### WHAT IS ASKED:
Render every entry verbatim.

### RECORDS FOR THIS TASK:
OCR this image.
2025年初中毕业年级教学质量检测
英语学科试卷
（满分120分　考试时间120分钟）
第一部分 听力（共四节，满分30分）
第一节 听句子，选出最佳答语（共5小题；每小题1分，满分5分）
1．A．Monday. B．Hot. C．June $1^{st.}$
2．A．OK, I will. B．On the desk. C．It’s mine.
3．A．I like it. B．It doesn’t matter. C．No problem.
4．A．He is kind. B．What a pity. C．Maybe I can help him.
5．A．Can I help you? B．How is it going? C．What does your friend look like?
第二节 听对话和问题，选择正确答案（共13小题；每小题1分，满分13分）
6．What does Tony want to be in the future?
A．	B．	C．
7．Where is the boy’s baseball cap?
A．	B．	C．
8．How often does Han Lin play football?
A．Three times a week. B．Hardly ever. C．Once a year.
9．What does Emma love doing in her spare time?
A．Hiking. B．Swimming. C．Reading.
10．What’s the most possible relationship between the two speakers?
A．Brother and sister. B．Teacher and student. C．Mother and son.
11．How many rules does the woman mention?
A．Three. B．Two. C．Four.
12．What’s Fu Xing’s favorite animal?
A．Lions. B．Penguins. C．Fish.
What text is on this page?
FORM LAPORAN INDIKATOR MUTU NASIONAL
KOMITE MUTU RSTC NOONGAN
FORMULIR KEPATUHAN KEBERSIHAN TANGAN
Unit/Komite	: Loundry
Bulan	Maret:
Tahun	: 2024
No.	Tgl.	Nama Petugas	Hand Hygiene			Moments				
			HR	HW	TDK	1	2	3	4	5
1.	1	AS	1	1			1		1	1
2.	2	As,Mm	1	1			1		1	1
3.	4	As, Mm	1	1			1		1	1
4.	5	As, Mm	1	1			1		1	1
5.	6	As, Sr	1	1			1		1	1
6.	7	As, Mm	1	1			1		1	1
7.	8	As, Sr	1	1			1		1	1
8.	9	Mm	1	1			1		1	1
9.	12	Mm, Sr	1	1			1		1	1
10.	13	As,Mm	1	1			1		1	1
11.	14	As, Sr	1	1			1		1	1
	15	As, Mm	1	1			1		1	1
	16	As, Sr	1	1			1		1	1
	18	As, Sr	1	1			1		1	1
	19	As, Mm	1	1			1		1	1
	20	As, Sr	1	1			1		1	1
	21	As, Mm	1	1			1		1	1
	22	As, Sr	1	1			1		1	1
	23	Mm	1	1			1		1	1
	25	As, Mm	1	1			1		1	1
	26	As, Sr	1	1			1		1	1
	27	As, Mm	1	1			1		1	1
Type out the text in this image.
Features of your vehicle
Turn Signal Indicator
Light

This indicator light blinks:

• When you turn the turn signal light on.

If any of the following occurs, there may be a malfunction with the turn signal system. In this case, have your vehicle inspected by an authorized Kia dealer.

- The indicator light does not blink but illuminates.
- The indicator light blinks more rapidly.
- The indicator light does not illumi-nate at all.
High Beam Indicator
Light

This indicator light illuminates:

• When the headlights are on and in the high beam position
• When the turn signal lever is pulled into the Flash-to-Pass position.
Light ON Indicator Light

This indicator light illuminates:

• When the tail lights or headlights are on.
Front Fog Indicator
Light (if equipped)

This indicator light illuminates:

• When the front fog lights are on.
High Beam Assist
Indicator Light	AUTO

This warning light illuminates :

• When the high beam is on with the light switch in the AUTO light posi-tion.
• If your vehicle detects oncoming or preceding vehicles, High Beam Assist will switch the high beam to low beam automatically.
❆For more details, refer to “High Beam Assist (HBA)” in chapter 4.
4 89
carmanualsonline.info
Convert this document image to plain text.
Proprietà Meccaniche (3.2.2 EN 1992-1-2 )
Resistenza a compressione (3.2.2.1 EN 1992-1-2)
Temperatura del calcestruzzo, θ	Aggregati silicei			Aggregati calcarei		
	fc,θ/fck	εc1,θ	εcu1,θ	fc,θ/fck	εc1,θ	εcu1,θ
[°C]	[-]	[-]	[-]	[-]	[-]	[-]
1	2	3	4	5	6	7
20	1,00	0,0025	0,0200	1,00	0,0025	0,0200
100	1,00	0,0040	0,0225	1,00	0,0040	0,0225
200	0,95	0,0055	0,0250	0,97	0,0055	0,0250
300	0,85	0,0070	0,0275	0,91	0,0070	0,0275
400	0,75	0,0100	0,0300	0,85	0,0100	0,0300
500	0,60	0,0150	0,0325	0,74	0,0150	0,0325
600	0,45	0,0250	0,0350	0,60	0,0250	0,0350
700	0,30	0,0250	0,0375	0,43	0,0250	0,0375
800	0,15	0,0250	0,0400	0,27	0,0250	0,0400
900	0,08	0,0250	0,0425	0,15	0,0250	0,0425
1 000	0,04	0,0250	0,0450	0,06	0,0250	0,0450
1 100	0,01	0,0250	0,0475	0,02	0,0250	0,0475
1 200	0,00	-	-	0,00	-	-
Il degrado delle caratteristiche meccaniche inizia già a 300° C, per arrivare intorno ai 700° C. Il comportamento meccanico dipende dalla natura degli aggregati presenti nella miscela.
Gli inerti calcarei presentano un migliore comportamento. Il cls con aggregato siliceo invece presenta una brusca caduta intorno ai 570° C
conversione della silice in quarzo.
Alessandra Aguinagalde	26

### FINISHED ANSWER:
OCR this image.
2025年初中毕业年级教学质量检测
英语学科试卷
（满分120分　考试时间120分钟）
第一部分 听力（共四节，满分30分）
第一节 听句子，选出最佳答语（共5小题；每小题1分，满分5分）
1．A．Monday. B．Hot. C．June $1^{st.}$
2．A．OK, I will. B．On the desk. C．It’s mine.
3．A．I like it. B．It doesn’t matter. C．No problem.
4．A．He is kind. B．What a pity. C．Maybe I can help him.
5．A．Can I help you? B．How is it going? C．What does your friend look like?
第二节 听对话和问题，选择正确答案（共13小题；每小题1分，满分13分）
6．What does Tony want to be in the future?
A．	B．	C．
7．Where is the boy’s baseball cap?
A．	B．	C．
8．How often does Han Lin play football?
A．Three times a week. B．Hardly ever. C．Once a year.
9．What does Emma love doing in her spare time?
A．Hiking. B．Swimming. C．Reading.
10．What’s the most possible relationship between the two speakers?
A．Brother and sister. B．Teacher and student. C．Mother and son.
11．How many rules does the woman mention?
A．Three. B．Two. C．Four.
12．What’s Fu Xing’s favorite animal?
A．Lions. B．Penguins. C．Fish.
What text is on this page?
FORM LAPORAN INDIKATOR MUTU NASIONAL
KOMITE MUTU RSTC NOONGAN
FORMULIR KEPATUHAN KEBERSIHAN TANGAN
Unit/Komite	: Loundry
Bulan	Maret:
Tahun	: 2024
No.	Tgl.	Nama Petugas	Hand Hygiene			Moments				
			HR	HW	TDK	1	2	3	4	5
1.	1	AS	1	1			1		1	1
2.	2	As,Mm	1	1			1		1	1
3.	4	As, Mm	1	1			1		1	1
4.	5	As, Mm	1	1			1		1	1
5.	6	As, Sr	1	1			1		1	1
6.	7	As, Mm	1	1			1		1	1
7.	8	As, Sr	1	1			1		1	1
8.	9	Mm	1	1			1		1	1
9.	12	Mm, Sr	1	1			1		1	1
10.	13	As,Mm	1	1			1		1	1
11.	14	As, Sr	1	1			1		1	1
	15	As, Mm	1	1			1		1	1
	16	As, Sr	1	1			1		1	1
	18	As, Sr	1	1			1		1	1
	19	As, Mm	1	1			1		1	1
	20	As, Sr	1	1			1		1	1
	21	As, Mm	1	1			1		1	1
	22	As, Sr	1	1			1		1	1
	23	Mm	1	1			1		1	1
	25	As, Mm	1	1			1		1	1
	26	As, Sr	1	1			1		1	1
	27	As, Mm	1	1			1		1	1
Type out the text in this image.
Features of your vehicle
Turn Signal Indicator
Light

This indicator light blinks:

• When you turn the turn signal light on.

If any of the following occurs, there may be a malfunction with the turn signal system. In this case, have your vehicle inspected by an authorized Kia dealer.

- The indicator light does not blink but illuminates.
- The indicator light blinks more rapidly.
- The indicator light does not illumi-nate at all.
High Beam Indicator
Light

This indicator light illuminates:

• When the headlights are on and in the high beam position
• When the turn signal lever is pulled into the Flash-to-Pass position.
Light ON Indicator Light

This indicator light illuminates:

• When the tail lights or headlights are on.
Front Fog Indicator
Light (if equipped)

This indicator light illuminates:

• When the front fog lights are on.
High Beam Assist
Indicator Light	AUTO

This warning light illuminates :

• When the high beam is on with the light switch in the AUTO light posi-tion.
• If your vehicle detects oncoming or preceding vehicles, High Beam Assist will switch the high beam to low beam automatically.
❆For more details, refer to “High Beam Assist (HBA)” in chapter 4.
4 89
carmanualsonline.info
Convert this document image to plain text.
Proprietà Meccaniche (3.2.2 EN 1992-1-2 )
Resistenza a compressione (3.2.2.1 EN 1992-1-2)
Temperatura del calcestruzzo, θ	Aggregati silicei			Aggregati calcarei		
	fc,θ/fck	εc1,θ	εcu1,θ	fc,θ/fck	εc1,θ	εcu1,θ
[°C]	[-]	[-]	[-]	[-]	[-]	[-]
1	2	3	4	5	6	7
20	1,00	0,0025	0,0200	1,00	0,0025	0,0200
100	1,00	0,0040	0,0225	1,00	0,0040	0,0225
200	0,95	0,0055	0,0250	0,97	0,0055	0,0250
300	0,85	0,0070	0,0275	0,91	0,0070	0,0275
400	0,75	0,0100	0,0300	0,85	0,0100	0,0300
500	0,60	0,0150	0,0325	0,74	0,0150	0,0325
600	0,45	0,0250	0,0350	0,60	0,0250	0,0350
700	0,30	0,0250	0,0375	0,43	0,0250	0,0375
800	0,15	0,0250	0,0400	0,27	0,0250	0,0400
900	0,08	0,0250	0,0425	0,15	0,0250	0,0425
1 000	0,04	0,0250	0,0450	0,06	0,0250	0,0450
1 100	0,01	0,0250	0,0475	0,02	0,0250	0,0475
1 200	0,00	-	-	0,00	-	-
Il degrado delle caratteristiche meccaniche inizia già a 300° C, per arrivare intorno ai 700° C. Il comportamento meccanico dipende dalla natura degli aggregati presenti nella miscela.
Gli inerti calcarei presentano un migliore comportamento. Il cls con aggregato siliceo invece presenta una brusca caduta intorno ai 570° C
conversione della silice in quarzo.
Alessandra Aguinagalde	26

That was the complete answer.